• [Instruções da tarefa]
Diga se cada afirmação a seguir está de acordo com o texto abaixo sobre o acordo do boxe cubano com a Golden Ring, respondendo sim ou não e citando literalmente as palavras do texto que decidem a questão. 1. Saldivar revelou os valores do acordo. 2. Erislandy Lara e Guillermo Rigondeaux tentaram fugir durante o Pan do Rio-2007. 3. Os boxeadores que desertaram geravam receita para o governo cubano ao conquistar cinturões mundiais.

• [Documento de origem]
A Golden Ring é uma promotora mexicana de b oxe. Está previsto no contrato firmado com ela que Cuba será compensada financeiramente por meio de percentual sobre as "luvas" (bônus na assinatura de contratos) dos atletas, faturamento com direitos de transmissão dos eventos etc.

A possibilidade de uma compensação financeira mais robusta aos boxeadores, por meio da sua adesão ao boxe profissional, é vista como um incentivo para desmotivar novas deserções, segundo uma fonte com trânsito nos bastidores do boxe cubano ouvida pela reportagem. Segundo a mesma fonte, facilitou também a decisão dos dirigentes cubanos a aproximação, nos últimos anos, dos estilos adotados pelos pugilismos olímpico e profissional.

Saldivar afirmou que não pode revelar os valores, informação protegida por cláusula de confidencialidade.

Julio Cesar la Cruz se esquiva de golpe do brasileiro Michel Borges nos Jogos do Rio, em 2016; cubano viria a ser bicampeão olímpico - Yuri Cortez - 14.ago.16/AFP

Nas últimas décadas, dirigentes cubanos viram dezenas de boxeadores de ponta do país desertarem e irem aos Estados Unidos ou à Europa. Por causa de sua qualidade técnica, produto do sistema cubano, eles chegavam a cinturões mundiais sem que um centavo fosse revertido em favor do governo do país.

Dois desses exemplos são Erislandy Lara e Guillermo Rigondeaux, que tentaram fugir durante o Pan do Rio-2007, foram enviados de volta a Cuba, lograram êxito em desertar posteriormente e chegaram a ser campeões mundiais profissionais.

Por meio do acordo celebrado com a Golden Ring, a ilha caribenha terá direito a pelo menos "uma fatia do bolo".

• [Informações fornecidas]
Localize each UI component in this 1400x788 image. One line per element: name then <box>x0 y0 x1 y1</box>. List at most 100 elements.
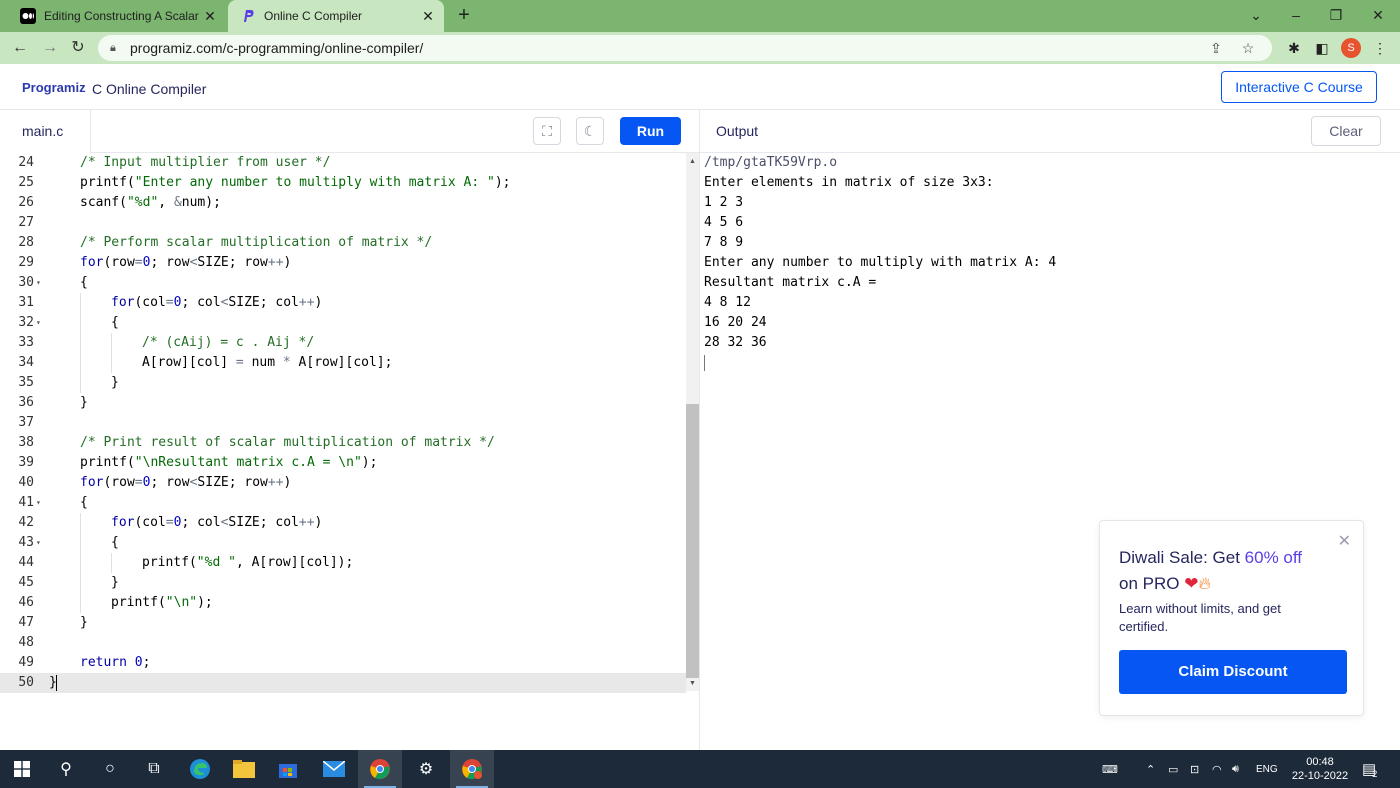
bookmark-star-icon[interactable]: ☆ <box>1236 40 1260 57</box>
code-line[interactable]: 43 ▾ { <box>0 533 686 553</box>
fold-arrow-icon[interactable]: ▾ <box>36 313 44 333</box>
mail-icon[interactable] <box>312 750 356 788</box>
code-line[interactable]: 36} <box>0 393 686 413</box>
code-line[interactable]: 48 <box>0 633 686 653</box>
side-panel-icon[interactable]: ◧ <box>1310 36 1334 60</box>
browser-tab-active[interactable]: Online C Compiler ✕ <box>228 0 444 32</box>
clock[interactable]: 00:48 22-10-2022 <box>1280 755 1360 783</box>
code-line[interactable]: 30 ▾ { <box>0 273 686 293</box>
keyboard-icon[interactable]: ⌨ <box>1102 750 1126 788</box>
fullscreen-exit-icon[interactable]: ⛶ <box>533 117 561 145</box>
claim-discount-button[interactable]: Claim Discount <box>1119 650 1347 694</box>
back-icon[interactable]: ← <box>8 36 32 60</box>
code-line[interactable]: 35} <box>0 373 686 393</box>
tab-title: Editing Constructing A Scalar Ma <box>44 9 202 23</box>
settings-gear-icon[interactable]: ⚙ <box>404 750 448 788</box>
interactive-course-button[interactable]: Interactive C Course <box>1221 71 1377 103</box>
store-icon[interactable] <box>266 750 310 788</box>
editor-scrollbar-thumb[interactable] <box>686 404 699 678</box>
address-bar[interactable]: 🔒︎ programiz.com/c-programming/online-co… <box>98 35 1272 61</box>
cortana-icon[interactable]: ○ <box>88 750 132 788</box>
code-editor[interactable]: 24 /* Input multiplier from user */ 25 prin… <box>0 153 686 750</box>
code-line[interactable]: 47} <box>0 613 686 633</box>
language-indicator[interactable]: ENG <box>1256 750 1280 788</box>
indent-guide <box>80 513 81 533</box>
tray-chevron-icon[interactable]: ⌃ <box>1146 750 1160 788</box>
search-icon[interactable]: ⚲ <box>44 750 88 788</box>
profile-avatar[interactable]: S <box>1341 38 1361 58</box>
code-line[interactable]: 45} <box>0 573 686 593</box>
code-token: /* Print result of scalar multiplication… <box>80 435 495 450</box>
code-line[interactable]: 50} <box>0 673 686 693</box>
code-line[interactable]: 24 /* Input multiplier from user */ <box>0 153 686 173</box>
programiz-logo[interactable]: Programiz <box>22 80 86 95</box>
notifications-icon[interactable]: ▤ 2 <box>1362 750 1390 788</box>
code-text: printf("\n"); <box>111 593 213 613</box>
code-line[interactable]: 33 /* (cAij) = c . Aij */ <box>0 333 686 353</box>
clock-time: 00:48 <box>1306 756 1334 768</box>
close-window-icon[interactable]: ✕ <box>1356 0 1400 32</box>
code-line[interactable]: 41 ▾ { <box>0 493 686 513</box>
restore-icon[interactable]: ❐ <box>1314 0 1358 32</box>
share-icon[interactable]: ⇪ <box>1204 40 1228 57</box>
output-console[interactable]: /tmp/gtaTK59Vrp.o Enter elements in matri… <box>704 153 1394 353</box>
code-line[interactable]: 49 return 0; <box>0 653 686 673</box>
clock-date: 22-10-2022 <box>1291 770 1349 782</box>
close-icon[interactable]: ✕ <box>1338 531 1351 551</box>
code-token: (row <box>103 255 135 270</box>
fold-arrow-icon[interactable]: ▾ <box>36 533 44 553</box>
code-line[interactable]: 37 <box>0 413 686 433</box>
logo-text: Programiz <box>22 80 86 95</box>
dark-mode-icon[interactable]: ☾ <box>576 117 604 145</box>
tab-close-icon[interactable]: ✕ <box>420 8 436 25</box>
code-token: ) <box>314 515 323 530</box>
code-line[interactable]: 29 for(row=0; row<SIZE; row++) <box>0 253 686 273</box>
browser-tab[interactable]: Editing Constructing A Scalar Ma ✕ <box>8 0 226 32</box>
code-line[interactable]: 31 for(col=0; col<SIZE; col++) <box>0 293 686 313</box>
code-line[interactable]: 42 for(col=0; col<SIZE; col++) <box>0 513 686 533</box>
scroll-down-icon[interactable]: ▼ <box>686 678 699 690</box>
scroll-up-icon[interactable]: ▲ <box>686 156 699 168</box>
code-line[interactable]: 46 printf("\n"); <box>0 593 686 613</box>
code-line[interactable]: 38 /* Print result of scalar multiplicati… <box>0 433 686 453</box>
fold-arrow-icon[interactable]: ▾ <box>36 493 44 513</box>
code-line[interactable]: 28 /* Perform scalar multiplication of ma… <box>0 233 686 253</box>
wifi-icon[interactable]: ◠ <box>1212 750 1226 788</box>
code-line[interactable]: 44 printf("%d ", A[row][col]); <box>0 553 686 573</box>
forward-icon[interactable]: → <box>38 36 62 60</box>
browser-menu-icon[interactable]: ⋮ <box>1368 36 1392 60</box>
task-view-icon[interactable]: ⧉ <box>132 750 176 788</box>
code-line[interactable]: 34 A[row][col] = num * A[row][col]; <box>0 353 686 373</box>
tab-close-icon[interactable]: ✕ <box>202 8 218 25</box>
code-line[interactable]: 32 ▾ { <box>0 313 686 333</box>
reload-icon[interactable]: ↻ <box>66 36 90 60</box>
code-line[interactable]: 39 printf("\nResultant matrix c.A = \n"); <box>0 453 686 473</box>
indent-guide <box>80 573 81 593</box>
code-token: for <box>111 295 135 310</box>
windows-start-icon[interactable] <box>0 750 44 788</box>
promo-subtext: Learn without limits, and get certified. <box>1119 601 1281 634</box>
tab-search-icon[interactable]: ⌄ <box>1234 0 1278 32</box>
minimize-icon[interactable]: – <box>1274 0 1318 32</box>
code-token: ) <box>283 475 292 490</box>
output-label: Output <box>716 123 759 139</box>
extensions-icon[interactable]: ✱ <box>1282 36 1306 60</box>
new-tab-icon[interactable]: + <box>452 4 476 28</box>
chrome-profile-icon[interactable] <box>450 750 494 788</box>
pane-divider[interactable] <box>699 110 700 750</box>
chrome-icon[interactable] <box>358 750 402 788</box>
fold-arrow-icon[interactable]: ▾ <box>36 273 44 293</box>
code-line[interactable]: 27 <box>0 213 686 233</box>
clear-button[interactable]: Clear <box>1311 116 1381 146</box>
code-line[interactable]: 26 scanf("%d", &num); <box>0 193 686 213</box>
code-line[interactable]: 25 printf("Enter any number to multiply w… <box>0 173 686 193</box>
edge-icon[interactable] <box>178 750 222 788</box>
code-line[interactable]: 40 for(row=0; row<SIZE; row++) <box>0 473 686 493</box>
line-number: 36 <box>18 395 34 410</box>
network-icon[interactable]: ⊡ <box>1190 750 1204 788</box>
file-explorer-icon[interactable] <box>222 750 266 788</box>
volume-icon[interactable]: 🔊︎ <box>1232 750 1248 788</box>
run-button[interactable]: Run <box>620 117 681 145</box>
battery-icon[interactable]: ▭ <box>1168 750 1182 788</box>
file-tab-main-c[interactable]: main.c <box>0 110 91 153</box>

• [Resposta completa]
1. Não: "Saldivar afirmou que não pode revelar os valores, informação protegida por cláusula de confidencialidade."
2. Sim: "tentaram fugir durante o Pan do Rio-2007"
3. Não: "sem que um centavo fosse revertido em favor do governo do país"